= THE REQUEST =
Keep the pictures out of the copy and print all the entries below exactly.

Records that describe figures:
+ + + + +

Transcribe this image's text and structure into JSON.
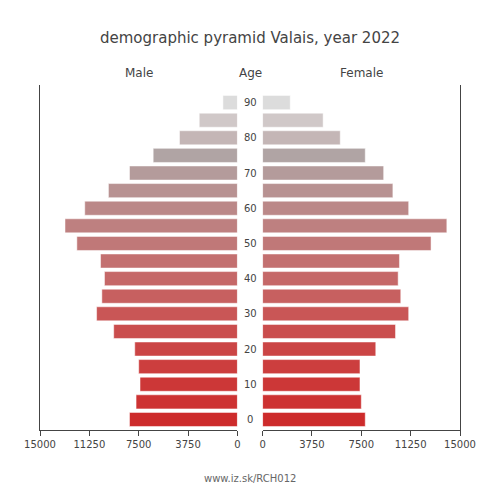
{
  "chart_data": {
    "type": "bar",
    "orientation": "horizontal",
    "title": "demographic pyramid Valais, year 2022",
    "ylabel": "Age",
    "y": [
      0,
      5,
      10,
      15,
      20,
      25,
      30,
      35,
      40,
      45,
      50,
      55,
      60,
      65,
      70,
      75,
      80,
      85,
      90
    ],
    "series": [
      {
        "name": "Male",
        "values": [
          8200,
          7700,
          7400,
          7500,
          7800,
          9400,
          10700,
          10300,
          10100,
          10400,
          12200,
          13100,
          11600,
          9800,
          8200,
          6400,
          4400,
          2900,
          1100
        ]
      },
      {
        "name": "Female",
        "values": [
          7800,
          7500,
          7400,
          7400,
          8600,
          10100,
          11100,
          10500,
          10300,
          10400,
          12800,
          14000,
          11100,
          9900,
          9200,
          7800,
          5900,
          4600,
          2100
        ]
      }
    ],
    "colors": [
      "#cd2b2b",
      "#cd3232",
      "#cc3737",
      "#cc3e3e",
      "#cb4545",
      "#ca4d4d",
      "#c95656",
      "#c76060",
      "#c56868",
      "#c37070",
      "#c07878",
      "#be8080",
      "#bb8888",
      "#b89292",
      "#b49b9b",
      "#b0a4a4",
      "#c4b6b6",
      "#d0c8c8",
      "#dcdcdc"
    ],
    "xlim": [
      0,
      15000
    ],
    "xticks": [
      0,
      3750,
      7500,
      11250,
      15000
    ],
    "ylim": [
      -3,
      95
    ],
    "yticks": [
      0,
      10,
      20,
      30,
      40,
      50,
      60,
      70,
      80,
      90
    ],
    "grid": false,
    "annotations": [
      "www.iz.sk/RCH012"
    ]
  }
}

+ + + + +

= WORKED SOLUTION =
Transcribe this image's text and structure into JSON.
{
  "chart_data": {
    "type": "bar",
    "orientation": "horizontal",
    "title": "demographic pyramid Valais, year 2022",
    "ylabel": "Age",
    "y": [
      0,
      5,
      10,
      15,
      20,
      25,
      30,
      35,
      40,
      45,
      50,
      55,
      60,
      65,
      70,
      75,
      80,
      85,
      90
    ],
    "series": [
      {
        "name": "Male",
        "values": [
          8200,
          7700,
          7400,
          7500,
          7800,
          9400,
          10700,
          10300,
          10100,
          10400,
          12200,
          13100,
          11600,
          9800,
          8200,
          6400,
          4400,
          2900,
          1100
        ]
      },
      {
        "name": "Female",
        "values": [
          7800,
          7500,
          7400,
          7400,
          8600,
          10100,
          11100,
          10500,
          10300,
          10400,
          12800,
          14000,
          11100,
          9900,
          9200,
          7800,
          5900,
          4600,
          2100
        ]
      }
    ],
    "colors": [
      "#cd2b2b",
      "#cd3232",
      "#cc3737",
      "#cc3e3e",
      "#cb4545",
      "#ca4d4d",
      "#c95656",
      "#c76060",
      "#c56868",
      "#c37070",
      "#c07878",
      "#be8080",
      "#bb8888",
      "#b89292",
      "#b49b9b",
      "#b0a4a4",
      "#c4b6b6",
      "#d0c8c8",
      "#dcdcdc"
    ],
    "xlim": [
      0,
      15000
    ],
    "xticks": [
      0,
      3750,
      7500,
      11250,
      15000
    ],
    "ylim": [
      -3,
      95
    ],
    "yticks": [
      0,
      10,
      20,
      30,
      40,
      50,
      60,
      70,
      80,
      90
    ],
    "grid": false,
    "annotations": [
      "www.iz.sk/RCH012"
    ]
  }
}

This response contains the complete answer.